Reproduce all of the material word for word.
— Start Listed records —
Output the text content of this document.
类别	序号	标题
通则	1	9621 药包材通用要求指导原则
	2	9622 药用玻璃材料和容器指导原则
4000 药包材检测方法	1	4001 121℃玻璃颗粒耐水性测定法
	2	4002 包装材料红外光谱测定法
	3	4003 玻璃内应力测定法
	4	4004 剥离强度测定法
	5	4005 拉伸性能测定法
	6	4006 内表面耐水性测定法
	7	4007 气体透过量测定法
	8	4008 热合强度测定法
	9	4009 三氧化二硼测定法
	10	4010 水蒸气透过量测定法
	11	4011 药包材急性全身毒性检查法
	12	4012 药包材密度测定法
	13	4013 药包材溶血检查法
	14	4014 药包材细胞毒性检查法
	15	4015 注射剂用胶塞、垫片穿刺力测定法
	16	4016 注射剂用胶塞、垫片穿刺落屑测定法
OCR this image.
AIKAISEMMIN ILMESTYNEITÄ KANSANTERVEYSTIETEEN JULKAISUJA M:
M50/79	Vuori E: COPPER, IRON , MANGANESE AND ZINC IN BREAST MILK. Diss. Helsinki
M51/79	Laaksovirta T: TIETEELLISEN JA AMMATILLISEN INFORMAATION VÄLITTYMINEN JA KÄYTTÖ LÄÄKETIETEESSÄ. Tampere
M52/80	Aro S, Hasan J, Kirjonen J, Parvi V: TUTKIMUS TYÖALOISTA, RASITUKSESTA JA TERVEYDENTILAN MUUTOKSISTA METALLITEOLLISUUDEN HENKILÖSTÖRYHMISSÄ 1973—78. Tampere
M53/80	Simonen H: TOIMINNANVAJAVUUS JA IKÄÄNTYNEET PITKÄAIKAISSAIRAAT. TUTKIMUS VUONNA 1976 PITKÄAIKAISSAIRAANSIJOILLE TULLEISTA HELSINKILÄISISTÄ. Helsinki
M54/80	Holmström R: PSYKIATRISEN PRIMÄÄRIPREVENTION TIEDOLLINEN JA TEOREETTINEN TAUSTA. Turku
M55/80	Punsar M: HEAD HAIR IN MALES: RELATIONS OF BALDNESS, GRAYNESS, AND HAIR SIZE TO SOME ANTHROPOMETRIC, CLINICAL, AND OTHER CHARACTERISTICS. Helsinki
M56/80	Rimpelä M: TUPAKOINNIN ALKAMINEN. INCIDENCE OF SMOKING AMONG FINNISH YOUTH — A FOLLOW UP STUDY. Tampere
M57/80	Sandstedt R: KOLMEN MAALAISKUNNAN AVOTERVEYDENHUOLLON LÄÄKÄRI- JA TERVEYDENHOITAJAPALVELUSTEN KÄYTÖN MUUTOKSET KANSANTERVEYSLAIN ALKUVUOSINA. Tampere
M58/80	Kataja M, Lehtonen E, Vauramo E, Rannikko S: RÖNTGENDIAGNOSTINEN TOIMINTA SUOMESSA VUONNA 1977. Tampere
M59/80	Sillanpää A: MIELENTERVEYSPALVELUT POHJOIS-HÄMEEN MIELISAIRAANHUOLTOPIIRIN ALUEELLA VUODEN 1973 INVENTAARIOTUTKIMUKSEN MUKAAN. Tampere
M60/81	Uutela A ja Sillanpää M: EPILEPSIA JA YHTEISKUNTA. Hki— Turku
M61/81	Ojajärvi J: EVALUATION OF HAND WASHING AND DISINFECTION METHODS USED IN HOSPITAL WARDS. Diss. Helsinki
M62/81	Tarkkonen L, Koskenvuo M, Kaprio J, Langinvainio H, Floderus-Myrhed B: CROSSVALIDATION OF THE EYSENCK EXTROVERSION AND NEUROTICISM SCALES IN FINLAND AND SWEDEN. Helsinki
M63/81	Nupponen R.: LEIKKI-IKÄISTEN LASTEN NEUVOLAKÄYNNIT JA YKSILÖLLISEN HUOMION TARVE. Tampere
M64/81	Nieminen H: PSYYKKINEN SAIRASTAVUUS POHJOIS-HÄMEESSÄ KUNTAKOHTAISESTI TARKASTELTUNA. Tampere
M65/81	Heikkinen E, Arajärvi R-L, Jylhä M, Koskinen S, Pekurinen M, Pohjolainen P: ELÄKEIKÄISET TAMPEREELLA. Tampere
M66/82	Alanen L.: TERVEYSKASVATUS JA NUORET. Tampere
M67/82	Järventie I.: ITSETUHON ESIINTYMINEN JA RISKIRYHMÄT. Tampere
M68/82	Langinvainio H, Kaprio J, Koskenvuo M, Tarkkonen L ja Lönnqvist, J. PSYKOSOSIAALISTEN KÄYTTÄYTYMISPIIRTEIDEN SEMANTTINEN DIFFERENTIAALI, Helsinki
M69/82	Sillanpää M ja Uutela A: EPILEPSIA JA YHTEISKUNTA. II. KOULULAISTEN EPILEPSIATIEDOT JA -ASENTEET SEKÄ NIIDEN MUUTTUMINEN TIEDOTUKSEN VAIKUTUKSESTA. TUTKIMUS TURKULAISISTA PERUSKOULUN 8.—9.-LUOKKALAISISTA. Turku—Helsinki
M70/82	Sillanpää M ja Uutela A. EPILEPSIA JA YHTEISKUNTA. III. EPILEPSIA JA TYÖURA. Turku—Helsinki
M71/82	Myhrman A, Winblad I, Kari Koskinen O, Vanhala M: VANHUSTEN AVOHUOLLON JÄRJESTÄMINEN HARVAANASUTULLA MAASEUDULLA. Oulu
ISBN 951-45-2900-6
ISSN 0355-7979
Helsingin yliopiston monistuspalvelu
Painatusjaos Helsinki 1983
— End Listed records —
■ Result of this task:
Output the text content of this document.
类别	序号	标题
通则	1	9621 药包材通用要求指导原则
	2	9622 药用玻璃材料和容器指导原则
4000 药包材检测方法	1	4001 121℃玻璃颗粒耐水性测定法
	2	4002 包装材料红外光谱测定法
	3	4003 玻璃内应力测定法
	4	4004 剥离强度测定法
	5	4005 拉伸性能测定法
	6	4006 内表面耐水性测定法
	7	4007 气体透过量测定法
	8	4008 热合强度测定法
	9	4009 三氧化二硼测定法
	10	4010 水蒸气透过量测定法
	11	4011 药包材急性全身毒性检查法
	12	4012 药包材密度测定法
	13	4013 药包材溶血检查法
	14	4014 药包材细胞毒性检查法
	15	4015 注射剂用胶塞、垫片穿刺力测定法
	16	4016 注射剂用胶塞、垫片穿刺落屑测定法
OCR this image.
AIKAISEMMIN ILMESTYNEITÄ KANSANTERVEYSTIETEEN JULKAISUJA M:
M50/79	Vuori E: COPPER, IRON , MANGANESE AND ZINC IN BREAST MILK. Diss. Helsinki
M51/79	Laaksovirta T: TIETEELLISEN JA AMMATILLISEN INFORMAATION VÄLITTYMINEN JA KÄYTTÖ LÄÄKETIETEESSÄ. Tampere
M52/80	Aro S, Hasan J, Kirjonen J, Parvi V: TUTKIMUS TYÖALOISTA, RASITUKSESTA JA TERVEYDENTILAN MUUTOKSISTA METALLITEOLLISUUDEN HENKILÖSTÖRYHMISSÄ 1973—78. Tampere
M53/80	Simonen H: TOIMINNANVAJAVUUS JA IKÄÄNTYNEET PITKÄAIKAISSAIRAAT. TUTKIMUS VUONNA 1976 PITKÄAIKAISSAIRAANSIJOILLE TULLEISTA HELSINKILÄISISTÄ. Helsinki
M54/80	Holmström R: PSYKIATRISEN PRIMÄÄRIPREVENTION TIEDOLLINEN JA TEOREETTINEN TAUSTA. Turku
M55/80	Punsar M: HEAD HAIR IN MALES: RELATIONS OF BALDNESS, GRAYNESS, AND HAIR SIZE TO SOME ANTHROPOMETRIC, CLINICAL, AND OTHER CHARACTERISTICS. Helsinki
M56/80	Rimpelä M: TUPAKOINNIN ALKAMINEN. INCIDENCE OF SMOKING AMONG FINNISH YOUTH — A FOLLOW UP STUDY. Tampere
M57/80	Sandstedt R: KOLMEN MAALAISKUNNAN AVOTERVEYDENHUOLLON LÄÄKÄRI- JA TERVEYDENHOITAJAPALVELUSTEN KÄYTÖN MUUTOKSET KANSANTERVEYSLAIN ALKUVUOSINA. Tampere
M58/80	Kataja M, Lehtonen E, Vauramo E, Rannikko S: RÖNTGENDIAGNOSTINEN TOIMINTA SUOMESSA VUONNA 1977. Tampere
M59/80	Sillanpää A: MIELENTERVEYSPALVELUT POHJOIS-HÄMEEN MIELISAIRAANHUOLTOPIIRIN ALUEELLA VUODEN 1973 INVENTAARIOTUTKIMUKSEN MUKAAN. Tampere
M60/81	Uutela A ja Sillanpää M: EPILEPSIA JA YHTEISKUNTA. Hki— Turku
M61/81	Ojajärvi J: EVALUATION OF HAND WASHING AND DISINFECTION METHODS USED IN HOSPITAL WARDS. Diss. Helsinki
M62/81	Tarkkonen L, Koskenvuo M, Kaprio J, Langinvainio H, Floderus-Myrhed B: CROSSVALIDATION OF THE EYSENCK EXTROVERSION AND NEUROTICISM SCALES IN FINLAND AND SWEDEN. Helsinki
M63/81	Nupponen R.: LEIKKI-IKÄISTEN LASTEN NEUVOLAKÄYNNIT JA YKSILÖLLISEN HUOMION TARVE. Tampere
M64/81	Nieminen H: PSYYKKINEN SAIRASTAVUUS POHJOIS-HÄMEESSÄ KUNTAKOHTAISESTI TARKASTELTUNA. Tampere
M65/81	Heikkinen E, Arajärvi R-L, Jylhä M, Koskinen S, Pekurinen M, Pohjolainen P: ELÄKEIKÄISET TAMPEREELLA. Tampere
M66/82	Alanen L.: TERVEYSKASVATUS JA NUORET. Tampere
M67/82	Järventie I.: ITSETUHON ESIINTYMINEN JA RISKIRYHMÄT. Tampere
M68/82	Langinvainio H, Kaprio J, Koskenvuo M, Tarkkonen L ja Lönnqvist, J. PSYKOSOSIAALISTEN KÄYTTÄYTYMISPIIRTEIDEN SEMANTTINEN DIFFERENTIAALI, Helsinki
M69/82	Sillanpää M ja Uutela A: EPILEPSIA JA YHTEISKUNTA. II. KOULULAISTEN EPILEPSIATIEDOT JA -ASENTEET SEKÄ NIIDEN MUUTTUMINEN TIEDOTUKSEN VAIKUTUKSESTA. TUTKIMUS TURKULAISISTA PERUSKOULUN 8.—9.-LUOKKALAISISTA. Turku—Helsinki
M70/82	Sillanpää M ja Uutela A. EPILEPSIA JA YHTEISKUNTA. III. EPILEPSIA JA TYÖURA. Turku—Helsinki
M71/82	Myhrman A, Winblad I, Kari Koskinen O, Vanhala M: VANHUSTEN AVOHUOLLON JÄRJESTÄMINEN HARVAANASUTULLA MAASEUDULLA. Oulu
ISBN 951-45-2900-6
ISSN 0355-7979
Helsingin yliopiston monistuspalvelu
Painatusjaos Helsinki 1983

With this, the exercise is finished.